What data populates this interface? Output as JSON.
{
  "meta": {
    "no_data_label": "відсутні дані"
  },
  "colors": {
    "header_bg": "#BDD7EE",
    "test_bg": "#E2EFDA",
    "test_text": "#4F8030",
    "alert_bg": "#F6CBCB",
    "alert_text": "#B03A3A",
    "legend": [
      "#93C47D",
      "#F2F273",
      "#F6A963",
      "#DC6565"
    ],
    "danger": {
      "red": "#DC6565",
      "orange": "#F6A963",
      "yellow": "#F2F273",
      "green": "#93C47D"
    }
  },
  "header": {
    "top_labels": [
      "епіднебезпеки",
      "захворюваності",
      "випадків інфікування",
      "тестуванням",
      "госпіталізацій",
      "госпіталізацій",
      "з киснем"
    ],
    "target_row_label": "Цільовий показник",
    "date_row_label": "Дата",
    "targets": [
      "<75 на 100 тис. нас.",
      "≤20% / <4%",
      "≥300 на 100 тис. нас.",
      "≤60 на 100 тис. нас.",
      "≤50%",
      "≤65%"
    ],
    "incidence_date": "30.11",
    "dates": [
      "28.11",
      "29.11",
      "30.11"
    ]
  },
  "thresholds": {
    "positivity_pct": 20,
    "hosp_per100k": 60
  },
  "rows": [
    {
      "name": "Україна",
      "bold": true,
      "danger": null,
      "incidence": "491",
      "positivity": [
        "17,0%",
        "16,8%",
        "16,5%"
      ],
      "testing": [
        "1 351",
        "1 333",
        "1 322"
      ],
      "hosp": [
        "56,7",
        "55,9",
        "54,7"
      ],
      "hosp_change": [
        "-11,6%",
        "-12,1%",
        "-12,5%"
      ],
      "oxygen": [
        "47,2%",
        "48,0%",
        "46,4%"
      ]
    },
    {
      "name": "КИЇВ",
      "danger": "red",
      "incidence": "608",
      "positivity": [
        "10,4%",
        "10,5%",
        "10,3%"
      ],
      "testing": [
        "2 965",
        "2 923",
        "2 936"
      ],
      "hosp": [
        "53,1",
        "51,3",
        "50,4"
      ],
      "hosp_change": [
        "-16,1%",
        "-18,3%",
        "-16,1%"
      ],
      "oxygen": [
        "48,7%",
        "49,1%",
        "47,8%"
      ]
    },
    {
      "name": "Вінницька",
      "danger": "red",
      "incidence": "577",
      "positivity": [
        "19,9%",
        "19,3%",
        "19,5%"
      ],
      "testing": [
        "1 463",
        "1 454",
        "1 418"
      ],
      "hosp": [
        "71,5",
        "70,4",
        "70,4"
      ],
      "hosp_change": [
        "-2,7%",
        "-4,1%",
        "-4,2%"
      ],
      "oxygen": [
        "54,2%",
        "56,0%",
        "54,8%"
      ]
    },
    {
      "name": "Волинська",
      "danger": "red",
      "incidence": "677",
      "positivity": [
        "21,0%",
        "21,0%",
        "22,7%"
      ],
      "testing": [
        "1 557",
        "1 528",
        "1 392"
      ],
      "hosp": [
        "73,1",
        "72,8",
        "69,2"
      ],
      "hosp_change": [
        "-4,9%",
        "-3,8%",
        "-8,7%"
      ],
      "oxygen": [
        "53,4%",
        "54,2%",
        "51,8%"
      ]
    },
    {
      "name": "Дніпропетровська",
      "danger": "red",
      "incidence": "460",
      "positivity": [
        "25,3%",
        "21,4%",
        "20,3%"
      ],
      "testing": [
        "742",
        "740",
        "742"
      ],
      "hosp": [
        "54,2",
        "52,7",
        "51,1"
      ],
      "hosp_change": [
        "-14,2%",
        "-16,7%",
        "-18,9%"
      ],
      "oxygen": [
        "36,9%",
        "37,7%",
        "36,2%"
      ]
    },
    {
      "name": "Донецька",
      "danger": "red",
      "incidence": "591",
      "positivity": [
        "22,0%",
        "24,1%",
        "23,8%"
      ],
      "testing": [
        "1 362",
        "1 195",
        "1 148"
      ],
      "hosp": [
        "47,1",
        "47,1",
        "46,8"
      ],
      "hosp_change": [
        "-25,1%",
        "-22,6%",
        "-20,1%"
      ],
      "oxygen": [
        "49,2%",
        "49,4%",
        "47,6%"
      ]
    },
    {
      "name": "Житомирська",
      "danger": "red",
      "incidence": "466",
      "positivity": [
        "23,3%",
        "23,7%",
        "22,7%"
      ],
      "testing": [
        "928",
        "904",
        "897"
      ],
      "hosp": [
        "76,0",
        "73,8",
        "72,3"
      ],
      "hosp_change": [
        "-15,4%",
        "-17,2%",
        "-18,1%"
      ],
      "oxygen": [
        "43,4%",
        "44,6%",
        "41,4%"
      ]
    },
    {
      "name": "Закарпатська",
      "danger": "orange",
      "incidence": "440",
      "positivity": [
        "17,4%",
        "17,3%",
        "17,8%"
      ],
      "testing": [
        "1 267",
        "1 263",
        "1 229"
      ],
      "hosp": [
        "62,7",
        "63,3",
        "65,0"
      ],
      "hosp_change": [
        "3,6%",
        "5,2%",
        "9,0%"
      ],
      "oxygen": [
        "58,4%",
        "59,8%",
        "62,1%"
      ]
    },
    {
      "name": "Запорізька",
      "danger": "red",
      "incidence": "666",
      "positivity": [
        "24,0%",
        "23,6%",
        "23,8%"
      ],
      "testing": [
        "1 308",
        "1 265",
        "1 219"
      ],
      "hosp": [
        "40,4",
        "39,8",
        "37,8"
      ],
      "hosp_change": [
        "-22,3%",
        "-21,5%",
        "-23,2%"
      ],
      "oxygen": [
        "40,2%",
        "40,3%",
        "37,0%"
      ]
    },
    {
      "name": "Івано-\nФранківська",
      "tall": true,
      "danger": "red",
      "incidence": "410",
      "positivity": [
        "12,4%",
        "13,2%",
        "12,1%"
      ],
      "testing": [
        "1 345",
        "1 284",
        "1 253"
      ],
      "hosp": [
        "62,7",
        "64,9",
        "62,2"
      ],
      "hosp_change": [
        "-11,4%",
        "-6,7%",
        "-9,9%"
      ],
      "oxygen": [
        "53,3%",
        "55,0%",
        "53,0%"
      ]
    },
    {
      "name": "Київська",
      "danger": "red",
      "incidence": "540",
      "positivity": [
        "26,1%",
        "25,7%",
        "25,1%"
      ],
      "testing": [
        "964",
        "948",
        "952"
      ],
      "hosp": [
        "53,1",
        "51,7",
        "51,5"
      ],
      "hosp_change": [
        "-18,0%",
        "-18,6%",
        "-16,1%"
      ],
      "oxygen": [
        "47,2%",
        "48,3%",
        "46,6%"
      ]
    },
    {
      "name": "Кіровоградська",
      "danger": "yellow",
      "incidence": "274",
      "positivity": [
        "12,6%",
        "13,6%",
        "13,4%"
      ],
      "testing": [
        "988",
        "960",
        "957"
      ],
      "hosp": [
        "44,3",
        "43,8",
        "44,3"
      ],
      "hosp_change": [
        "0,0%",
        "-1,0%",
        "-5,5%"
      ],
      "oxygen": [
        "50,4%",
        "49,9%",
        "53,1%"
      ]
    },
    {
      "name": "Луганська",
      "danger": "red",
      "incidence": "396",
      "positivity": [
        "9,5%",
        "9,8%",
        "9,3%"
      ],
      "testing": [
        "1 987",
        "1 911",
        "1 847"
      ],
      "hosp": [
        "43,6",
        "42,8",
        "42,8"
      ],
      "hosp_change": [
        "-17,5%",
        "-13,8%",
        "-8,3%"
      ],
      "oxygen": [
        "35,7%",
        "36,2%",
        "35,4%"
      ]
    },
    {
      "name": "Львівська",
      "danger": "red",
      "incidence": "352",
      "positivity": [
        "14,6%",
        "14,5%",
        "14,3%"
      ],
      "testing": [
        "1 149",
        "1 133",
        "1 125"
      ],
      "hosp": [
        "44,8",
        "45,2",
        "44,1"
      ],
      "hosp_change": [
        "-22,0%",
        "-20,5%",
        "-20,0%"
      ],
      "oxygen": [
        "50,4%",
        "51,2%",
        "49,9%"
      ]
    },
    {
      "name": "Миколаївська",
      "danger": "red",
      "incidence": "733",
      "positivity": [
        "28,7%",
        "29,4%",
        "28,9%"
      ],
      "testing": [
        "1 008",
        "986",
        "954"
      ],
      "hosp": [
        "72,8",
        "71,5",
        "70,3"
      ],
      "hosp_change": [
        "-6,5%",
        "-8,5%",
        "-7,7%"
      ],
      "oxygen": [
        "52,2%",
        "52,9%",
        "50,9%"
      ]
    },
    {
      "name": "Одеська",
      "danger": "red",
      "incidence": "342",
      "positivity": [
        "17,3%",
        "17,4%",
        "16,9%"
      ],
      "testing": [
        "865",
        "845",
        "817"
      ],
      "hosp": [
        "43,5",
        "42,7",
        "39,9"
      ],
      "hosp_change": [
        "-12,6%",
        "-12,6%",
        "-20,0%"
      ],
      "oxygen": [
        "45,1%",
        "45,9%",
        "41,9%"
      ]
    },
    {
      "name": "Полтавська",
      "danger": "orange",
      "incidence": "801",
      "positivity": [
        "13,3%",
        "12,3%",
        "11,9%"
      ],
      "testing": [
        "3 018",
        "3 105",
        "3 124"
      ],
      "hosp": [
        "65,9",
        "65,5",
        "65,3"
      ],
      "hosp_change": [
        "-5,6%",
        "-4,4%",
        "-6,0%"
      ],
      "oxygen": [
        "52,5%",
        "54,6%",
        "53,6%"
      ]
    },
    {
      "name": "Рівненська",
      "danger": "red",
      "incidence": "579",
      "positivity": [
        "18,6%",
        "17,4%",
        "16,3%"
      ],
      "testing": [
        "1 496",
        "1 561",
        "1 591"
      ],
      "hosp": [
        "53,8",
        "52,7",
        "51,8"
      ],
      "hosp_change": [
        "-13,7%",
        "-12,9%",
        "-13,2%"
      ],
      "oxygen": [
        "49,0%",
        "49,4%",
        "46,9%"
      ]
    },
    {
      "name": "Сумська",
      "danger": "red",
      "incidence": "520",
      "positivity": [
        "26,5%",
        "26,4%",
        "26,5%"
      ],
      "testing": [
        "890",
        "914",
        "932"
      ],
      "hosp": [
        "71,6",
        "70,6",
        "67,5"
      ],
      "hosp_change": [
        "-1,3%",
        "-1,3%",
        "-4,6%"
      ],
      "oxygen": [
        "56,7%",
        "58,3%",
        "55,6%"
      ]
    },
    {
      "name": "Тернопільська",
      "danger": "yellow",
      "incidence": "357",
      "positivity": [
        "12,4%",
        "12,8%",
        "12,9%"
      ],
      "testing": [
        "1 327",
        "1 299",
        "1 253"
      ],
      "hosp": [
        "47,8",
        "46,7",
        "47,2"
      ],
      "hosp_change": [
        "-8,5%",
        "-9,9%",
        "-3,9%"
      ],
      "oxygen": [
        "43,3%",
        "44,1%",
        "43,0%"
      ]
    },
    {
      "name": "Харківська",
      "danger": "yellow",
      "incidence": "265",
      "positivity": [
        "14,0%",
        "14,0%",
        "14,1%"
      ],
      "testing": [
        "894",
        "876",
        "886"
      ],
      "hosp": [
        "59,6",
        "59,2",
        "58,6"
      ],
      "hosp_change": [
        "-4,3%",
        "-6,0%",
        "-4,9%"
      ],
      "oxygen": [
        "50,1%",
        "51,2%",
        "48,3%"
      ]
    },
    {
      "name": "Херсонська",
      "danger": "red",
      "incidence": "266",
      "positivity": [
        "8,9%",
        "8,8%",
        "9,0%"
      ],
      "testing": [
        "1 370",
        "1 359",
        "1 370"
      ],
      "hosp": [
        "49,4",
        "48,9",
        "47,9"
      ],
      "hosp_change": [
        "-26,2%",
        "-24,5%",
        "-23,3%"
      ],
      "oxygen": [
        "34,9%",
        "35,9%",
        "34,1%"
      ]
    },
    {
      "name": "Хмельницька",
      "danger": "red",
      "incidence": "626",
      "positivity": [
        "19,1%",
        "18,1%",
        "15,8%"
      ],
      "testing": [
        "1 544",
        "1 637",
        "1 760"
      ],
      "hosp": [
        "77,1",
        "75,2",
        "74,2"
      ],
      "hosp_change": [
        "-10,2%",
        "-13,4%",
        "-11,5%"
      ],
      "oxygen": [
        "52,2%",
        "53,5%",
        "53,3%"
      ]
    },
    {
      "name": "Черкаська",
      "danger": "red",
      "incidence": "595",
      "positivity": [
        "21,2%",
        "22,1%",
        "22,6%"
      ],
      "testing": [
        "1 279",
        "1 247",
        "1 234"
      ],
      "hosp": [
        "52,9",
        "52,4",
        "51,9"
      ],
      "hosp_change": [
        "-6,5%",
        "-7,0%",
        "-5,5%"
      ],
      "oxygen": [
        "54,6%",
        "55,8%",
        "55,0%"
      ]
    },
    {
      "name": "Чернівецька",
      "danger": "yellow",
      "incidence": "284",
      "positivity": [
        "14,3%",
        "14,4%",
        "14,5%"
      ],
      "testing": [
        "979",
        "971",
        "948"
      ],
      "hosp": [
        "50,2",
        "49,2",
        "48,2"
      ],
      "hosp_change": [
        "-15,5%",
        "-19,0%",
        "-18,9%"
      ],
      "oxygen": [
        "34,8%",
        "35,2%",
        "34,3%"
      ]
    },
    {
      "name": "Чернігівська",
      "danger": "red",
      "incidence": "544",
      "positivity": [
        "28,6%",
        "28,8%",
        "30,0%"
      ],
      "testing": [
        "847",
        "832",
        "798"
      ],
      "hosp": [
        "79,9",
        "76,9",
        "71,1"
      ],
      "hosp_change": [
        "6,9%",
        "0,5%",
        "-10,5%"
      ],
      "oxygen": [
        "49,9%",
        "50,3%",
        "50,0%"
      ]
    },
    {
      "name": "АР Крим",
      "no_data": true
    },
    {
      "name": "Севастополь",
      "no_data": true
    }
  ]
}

_ _ _ _

Directions ->
Filter the data for the string "true" and copy every line that has it.

Task output ->
      "bold": true,
      "tall": true,
      "no_data": true
      "no_data": true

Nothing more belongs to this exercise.